## Extracted data:
------------

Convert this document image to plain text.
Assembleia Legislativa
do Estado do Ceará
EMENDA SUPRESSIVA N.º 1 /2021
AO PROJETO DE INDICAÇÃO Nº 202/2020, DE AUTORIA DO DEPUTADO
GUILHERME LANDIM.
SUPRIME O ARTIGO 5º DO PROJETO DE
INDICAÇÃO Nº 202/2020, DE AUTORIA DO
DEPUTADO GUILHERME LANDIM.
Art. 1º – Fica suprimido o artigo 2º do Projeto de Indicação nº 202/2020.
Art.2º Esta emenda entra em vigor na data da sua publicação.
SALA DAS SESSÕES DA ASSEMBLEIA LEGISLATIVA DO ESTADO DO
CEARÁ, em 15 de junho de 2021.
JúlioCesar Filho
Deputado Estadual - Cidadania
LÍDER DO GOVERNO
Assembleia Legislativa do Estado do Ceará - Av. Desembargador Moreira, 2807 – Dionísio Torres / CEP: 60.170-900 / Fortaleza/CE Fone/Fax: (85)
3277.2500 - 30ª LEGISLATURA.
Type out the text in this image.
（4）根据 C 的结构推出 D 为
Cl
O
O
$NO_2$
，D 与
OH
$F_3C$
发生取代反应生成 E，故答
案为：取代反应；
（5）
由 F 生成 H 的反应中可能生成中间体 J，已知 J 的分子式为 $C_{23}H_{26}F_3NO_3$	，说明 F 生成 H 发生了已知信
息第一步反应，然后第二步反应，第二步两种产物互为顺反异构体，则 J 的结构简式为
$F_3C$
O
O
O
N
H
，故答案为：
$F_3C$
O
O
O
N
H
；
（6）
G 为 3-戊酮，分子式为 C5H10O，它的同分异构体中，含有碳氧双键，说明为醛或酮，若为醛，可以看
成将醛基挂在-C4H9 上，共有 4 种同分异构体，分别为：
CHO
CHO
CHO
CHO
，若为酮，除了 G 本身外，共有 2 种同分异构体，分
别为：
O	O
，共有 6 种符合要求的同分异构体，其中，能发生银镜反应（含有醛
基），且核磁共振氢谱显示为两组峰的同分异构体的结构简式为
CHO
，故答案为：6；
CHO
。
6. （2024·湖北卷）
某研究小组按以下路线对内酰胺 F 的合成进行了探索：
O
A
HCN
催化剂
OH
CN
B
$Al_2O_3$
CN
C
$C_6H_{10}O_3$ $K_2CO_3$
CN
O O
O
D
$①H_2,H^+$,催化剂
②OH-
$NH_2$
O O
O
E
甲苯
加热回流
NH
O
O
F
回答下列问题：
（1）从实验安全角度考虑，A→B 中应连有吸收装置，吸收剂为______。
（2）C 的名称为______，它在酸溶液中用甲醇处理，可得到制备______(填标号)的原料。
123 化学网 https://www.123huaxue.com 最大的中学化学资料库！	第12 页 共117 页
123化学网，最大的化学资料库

------------

Reproduce the listing above exactly from the line containing "Type out the text in this image." through its last line, with both of those lines included.

Type out the text in this image.
（4）根据 C 的结构推出 D 为
Cl
O
O
$NO_2$
，D 与
OH
$F_3C$
发生取代反应生成 E，故答
案为：取代反应；
（5）
由 F 生成 H 的反应中可能生成中间体 J，已知 J 的分子式为 $C_{23}H_{26}F_3NO_3$	，说明 F 生成 H 发生了已知信
息第一步反应，然后第二步反应，第二步两种产物互为顺反异构体，则 J 的结构简式为
$F_3C$
O
O
O
N
H
，故答案为：
$F_3C$
O
O
O
N
H
；
（6）
G 为 3-戊酮，分子式为 C5H10O，它的同分异构体中，含有碳氧双键，说明为醛或酮，若为醛，可以看
成将醛基挂在-C4H9 上，共有 4 种同分异构体，分别为：
CHO
CHO
CHO
CHO
，若为酮，除了 G 本身外，共有 2 种同分异构体，分
别为：
O	O
，共有 6 种符合要求的同分异构体，其中，能发生银镜反应（含有醛
基），且核磁共振氢谱显示为两组峰的同分异构体的结构简式为
CHO
，故答案为：6；
CHO
。
6. （2024·湖北卷）
某研究小组按以下路线对内酰胺 F 的合成进行了探索：
O
A
HCN
催化剂
OH
CN
B
$Al_2O_3$
CN
C
$C_6H_{10}O_3$ $K_2CO_3$
CN
O O
O
D
$①H_2,H^+$,催化剂
②OH-
$NH_2$
O O
O
E
甲苯
加热回流
NH
O
O
F
回答下列问题：
（1）从实验安全角度考虑，A→B 中应连有吸收装置，吸收剂为______。
（2）C 的名称为______，它在酸溶液中用甲醇处理，可得到制备______(填标号)的原料。
123 化学网 https://www.123huaxue.com 最大的中学化学资料库！	第12 页 共117 页
123化学网，最大的化学资料库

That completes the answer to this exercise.